__Written task__
Please return each of the lines below unchanged, in the same order, leaving out the pictures.

________________

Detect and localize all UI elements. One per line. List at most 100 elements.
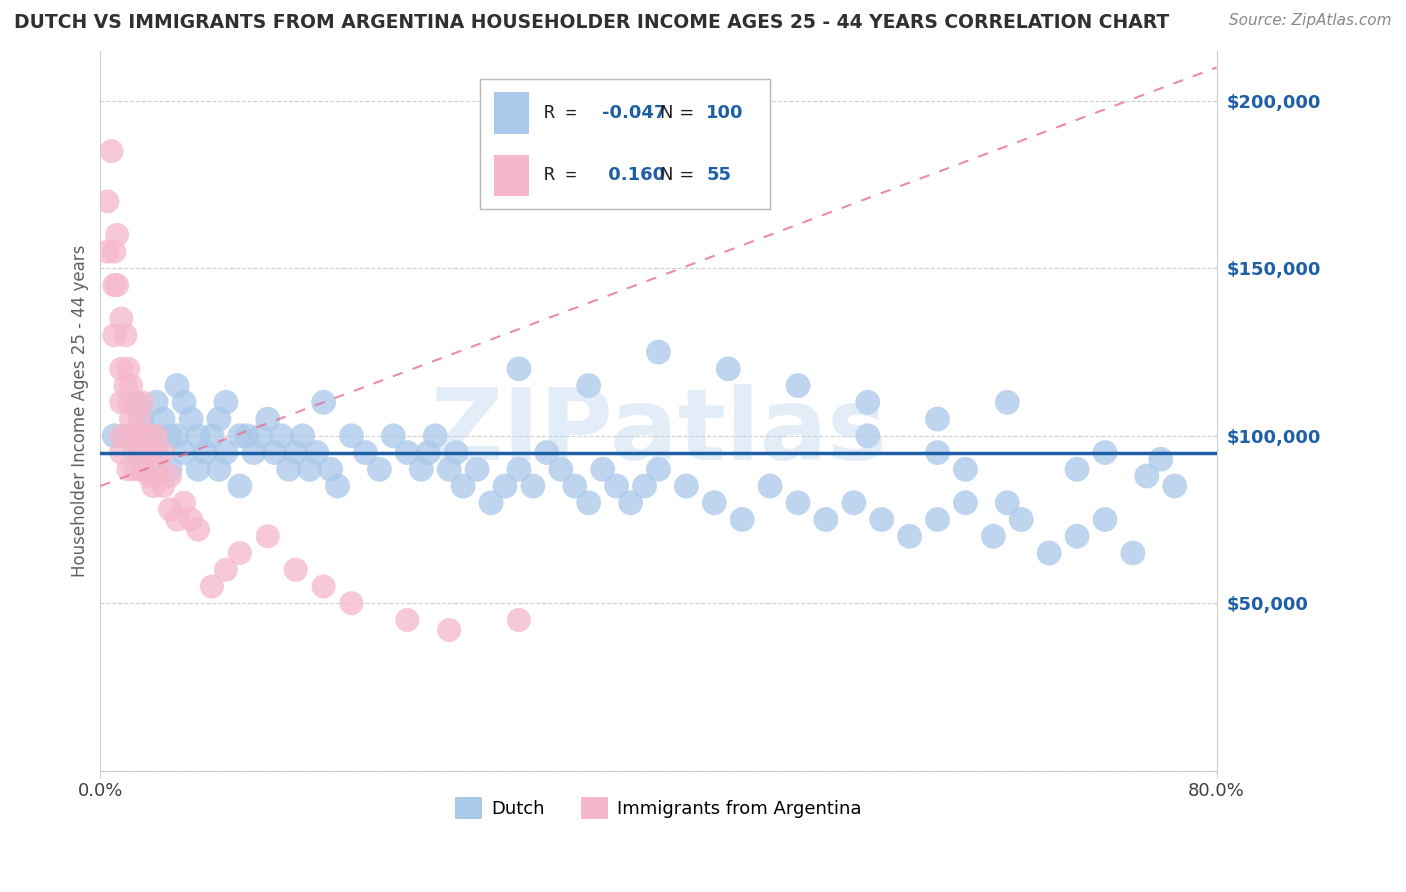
Point xyxy=(550,462,572,476)
Point xyxy=(215,395,238,409)
Point xyxy=(201,429,224,443)
Point xyxy=(284,563,307,577)
Point xyxy=(229,546,252,560)
Point xyxy=(270,429,292,443)
Point xyxy=(368,462,391,476)
Point xyxy=(284,445,307,459)
Point xyxy=(256,529,278,543)
Point xyxy=(578,496,600,510)
Point xyxy=(114,328,136,343)
Point xyxy=(145,429,167,443)
Point xyxy=(437,623,460,637)
Point xyxy=(494,479,516,493)
Point xyxy=(319,462,342,476)
Point xyxy=(229,429,252,443)
Point xyxy=(134,445,156,459)
Point xyxy=(131,462,153,476)
Point xyxy=(180,412,202,426)
Point xyxy=(508,361,530,376)
Point xyxy=(340,596,363,610)
Point xyxy=(124,429,146,443)
Point xyxy=(229,479,252,493)
Point xyxy=(103,328,125,343)
Point xyxy=(215,445,238,459)
Point xyxy=(1066,462,1088,476)
Point xyxy=(1150,452,1173,467)
Point xyxy=(717,361,740,376)
Point xyxy=(159,469,181,483)
Point xyxy=(437,462,460,476)
Point xyxy=(166,512,188,526)
Point xyxy=(508,613,530,627)
Point xyxy=(479,496,502,510)
Point xyxy=(124,395,146,409)
Point xyxy=(110,429,132,443)
Point xyxy=(465,462,488,476)
Point xyxy=(110,361,132,376)
Point xyxy=(814,512,837,526)
Point xyxy=(124,395,146,409)
Point xyxy=(96,244,118,259)
Point xyxy=(1038,546,1060,560)
Text: ZIPatlas: ZIPatlas xyxy=(430,384,887,481)
Point xyxy=(138,469,160,483)
Point xyxy=(159,429,181,443)
Point xyxy=(145,395,167,409)
Point xyxy=(131,412,153,426)
Point xyxy=(187,429,209,443)
Point xyxy=(120,378,142,392)
Point xyxy=(396,613,419,627)
Point xyxy=(354,445,377,459)
Point xyxy=(731,512,754,526)
Point xyxy=(124,462,146,476)
Point xyxy=(326,479,349,493)
Point xyxy=(425,429,447,443)
Point xyxy=(187,523,209,537)
Point xyxy=(1094,512,1116,526)
Point xyxy=(103,244,125,259)
Point xyxy=(927,412,949,426)
Point xyxy=(522,479,544,493)
Point xyxy=(236,429,259,443)
Point xyxy=(1122,546,1144,560)
Point xyxy=(1164,479,1187,493)
Point xyxy=(703,496,725,510)
Point xyxy=(536,445,558,459)
Point xyxy=(898,529,921,543)
Point xyxy=(606,479,628,493)
Point xyxy=(201,580,224,594)
Point xyxy=(927,512,949,526)
Point xyxy=(152,479,174,493)
Point xyxy=(215,563,238,577)
Point xyxy=(208,412,231,426)
Point xyxy=(787,378,810,392)
Point xyxy=(508,462,530,476)
Point xyxy=(117,429,139,443)
Point xyxy=(451,479,474,493)
Point xyxy=(675,479,697,493)
Point xyxy=(208,462,231,476)
Point xyxy=(995,496,1018,510)
Point xyxy=(148,462,170,476)
Point xyxy=(298,462,321,476)
Point xyxy=(103,278,125,293)
Point xyxy=(870,512,893,526)
Point xyxy=(927,445,949,459)
Point xyxy=(842,496,865,510)
Point xyxy=(117,395,139,409)
Point xyxy=(382,429,405,443)
Point xyxy=(305,445,328,459)
Point xyxy=(145,469,167,483)
Point xyxy=(96,194,118,209)
Point xyxy=(110,395,132,409)
Point xyxy=(647,345,669,359)
Point xyxy=(578,378,600,392)
Point xyxy=(759,479,782,493)
Point xyxy=(120,412,142,426)
Point xyxy=(263,445,285,459)
Point xyxy=(277,462,299,476)
Point xyxy=(256,412,278,426)
Point xyxy=(173,395,195,409)
Point xyxy=(131,429,153,443)
Point xyxy=(105,278,128,293)
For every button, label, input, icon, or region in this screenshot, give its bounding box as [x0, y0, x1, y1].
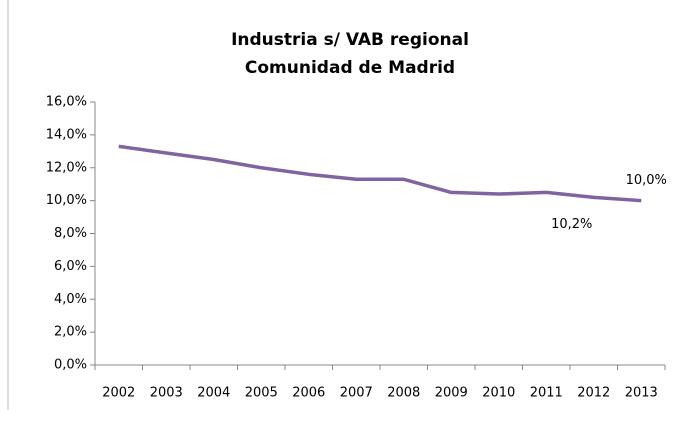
chart-title: Industria s/ VAB regional [231, 30, 469, 50]
chart-subtitle: Comunidad de Madrid [245, 58, 455, 78]
data-label: 10,0% [626, 173, 667, 188]
y-tick-label: 4,0% [54, 292, 87, 307]
y-tick-label: 2,0% [54, 325, 87, 340]
x-tick-label: 2006 [292, 386, 325, 401]
x-tick-label: 2004 [197, 386, 230, 401]
y-tick-label: 16,0% [46, 95, 87, 110]
series-line [118, 144, 642, 203]
y-tick-label: 6,0% [54, 259, 87, 274]
x-tick-label: 2008 [387, 386, 420, 401]
y-tick-label: 10,0% [46, 193, 87, 208]
x-tick-label: 2013 [625, 386, 658, 401]
x-tick-label: 2012 [577, 386, 610, 401]
x-tick-label: 2005 [245, 386, 278, 401]
y-tick-label: 14,0% [46, 127, 87, 142]
y-tick-label: 0,0% [54, 358, 87, 373]
x-tick-label: 2011 [530, 386, 563, 401]
data-label: 10,2% [551, 217, 592, 232]
x-tick-label: 2007 [340, 386, 373, 401]
y-tick-label: 8,0% [54, 226, 87, 241]
x-tick-label: 2010 [482, 386, 515, 401]
x-tick-label: 2009 [435, 386, 468, 401]
x-tick-label: 2002 [102, 386, 135, 401]
y-tick-label: 12,0% [46, 160, 87, 175]
x-tick-label: 2003 [150, 386, 183, 401]
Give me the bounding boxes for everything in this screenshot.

________________

__Reply to the exercise__
Detect and localize all UI elements. One per line. List at most 100 elements.
Point xyxy=(550,462,572,476)
Point xyxy=(215,395,238,409)
Point xyxy=(201,429,224,443)
Point xyxy=(284,563,307,577)
Point xyxy=(229,546,252,560)
Point xyxy=(270,429,292,443)
Point xyxy=(368,462,391,476)
Point xyxy=(284,445,307,459)
Point xyxy=(256,529,278,543)
Point xyxy=(578,496,600,510)
Point xyxy=(114,328,136,343)
Point xyxy=(145,429,167,443)
Point xyxy=(437,623,460,637)
Point xyxy=(494,479,516,493)
Point xyxy=(319,462,342,476)
Point xyxy=(229,429,252,443)
Point xyxy=(134,445,156,459)
Point xyxy=(131,462,153,476)
Point xyxy=(180,412,202,426)
Point xyxy=(508,361,530,376)
Point xyxy=(340,596,363,610)
Point xyxy=(124,429,146,443)
Point xyxy=(229,479,252,493)
Point xyxy=(103,328,125,343)
Point xyxy=(215,445,238,459)
Point xyxy=(1066,462,1088,476)
Point xyxy=(1150,452,1173,467)
Point xyxy=(717,361,740,376)
Point xyxy=(159,469,181,483)
Point xyxy=(437,462,460,476)
Point xyxy=(166,512,188,526)
Point xyxy=(508,613,530,627)
Point xyxy=(479,496,502,510)
Point xyxy=(124,395,146,409)
Point xyxy=(110,429,132,443)
Point xyxy=(465,462,488,476)
Point xyxy=(110,361,132,376)
Point xyxy=(814,512,837,526)
Point xyxy=(124,395,146,409)
Point xyxy=(96,244,118,259)
Point xyxy=(1038,546,1060,560)
Text: ZIPatlas: ZIPatlas xyxy=(430,384,887,481)
Point xyxy=(138,469,160,483)
Point xyxy=(159,429,181,443)
Point xyxy=(145,395,167,409)
Point xyxy=(131,412,153,426)
Point xyxy=(187,429,209,443)
Point xyxy=(120,378,142,392)
Point xyxy=(396,613,419,627)
Point xyxy=(354,445,377,459)
Point xyxy=(731,512,754,526)
Point xyxy=(124,462,146,476)
Point xyxy=(326,479,349,493)
Point xyxy=(425,429,447,443)
Point xyxy=(187,523,209,537)
Point xyxy=(1094,512,1116,526)
Point xyxy=(103,244,125,259)
Point xyxy=(927,412,949,426)
Point xyxy=(522,479,544,493)
Point xyxy=(236,429,259,443)
Point xyxy=(1122,546,1144,560)
Point xyxy=(1164,479,1187,493)
Point xyxy=(703,496,725,510)
Point xyxy=(536,445,558,459)
Point xyxy=(898,529,921,543)
Point xyxy=(606,479,628,493)
Point xyxy=(201,580,224,594)
Point xyxy=(927,512,949,526)
Point xyxy=(152,479,174,493)
Point xyxy=(215,563,238,577)
Point xyxy=(208,412,231,426)
Point xyxy=(787,378,810,392)
Point xyxy=(508,462,530,476)
Point xyxy=(117,429,139,443)
Point xyxy=(451,479,474,493)
Point xyxy=(675,479,697,493)
Point xyxy=(208,462,231,476)
Point xyxy=(995,496,1018,510)
Point xyxy=(148,462,170,476)
Point xyxy=(298,462,321,476)
Point xyxy=(103,278,125,293)
Point xyxy=(870,512,893,526)
Point xyxy=(927,445,949,459)
Point xyxy=(842,496,865,510)
Point xyxy=(117,395,139,409)
Point xyxy=(382,429,405,443)
Point xyxy=(305,445,328,459)
Point xyxy=(145,469,167,483)
Point xyxy=(96,194,118,209)
Point xyxy=(110,395,132,409)
Point xyxy=(647,345,669,359)
Point xyxy=(578,378,600,392)
Point xyxy=(759,479,782,493)
Point xyxy=(120,412,142,426)
Point xyxy=(263,445,285,459)
Point xyxy=(277,462,299,476)
Point xyxy=(256,412,278,426)
Point xyxy=(173,395,195,409)
Point xyxy=(131,429,153,443)
Point xyxy=(105,278,128,293)
For every button, label, input, icon, or region in this screenshot, give its bounding box as [x0, y0, x1, y1].
chart-title: Industria s/ VAB regional [231, 30, 469, 50]
chart-subtitle: Comunidad de Madrid [245, 58, 455, 78]
data-label: 10,0% [626, 173, 667, 188]
y-tick-label: 4,0% [54, 292, 87, 307]
y-tick-label: 2,0% [54, 325, 87, 340]
x-tick-label: 2006 [292, 386, 325, 401]
x-tick-label: 2004 [197, 386, 230, 401]
y-tick-label: 16,0% [46, 95, 87, 110]
series-line [118, 144, 642, 203]
y-tick-label: 6,0% [54, 259, 87, 274]
x-tick-label: 2008 [387, 386, 420, 401]
y-tick-label: 10,0% [46, 193, 87, 208]
x-tick-label: 2013 [625, 386, 658, 401]
x-tick-label: 2012 [577, 386, 610, 401]
x-tick-label: 2005 [245, 386, 278, 401]
y-tick-label: 14,0% [46, 127, 87, 142]
y-tick-label: 0,0% [54, 358, 87, 373]
x-tick-label: 2011 [530, 386, 563, 401]
data-label: 10,2% [551, 217, 592, 232]
x-tick-label: 2007 [340, 386, 373, 401]
y-tick-label: 8,0% [54, 226, 87, 241]
x-tick-label: 2010 [482, 386, 515, 401]
x-tick-label: 2009 [435, 386, 468, 401]
x-tick-label: 2002 [102, 386, 135, 401]
y-tick-label: 12,0% [46, 160, 87, 175]
x-tick-label: 2003 [150, 386, 183, 401]
Give me the bounding boxes for everything in this screenshot.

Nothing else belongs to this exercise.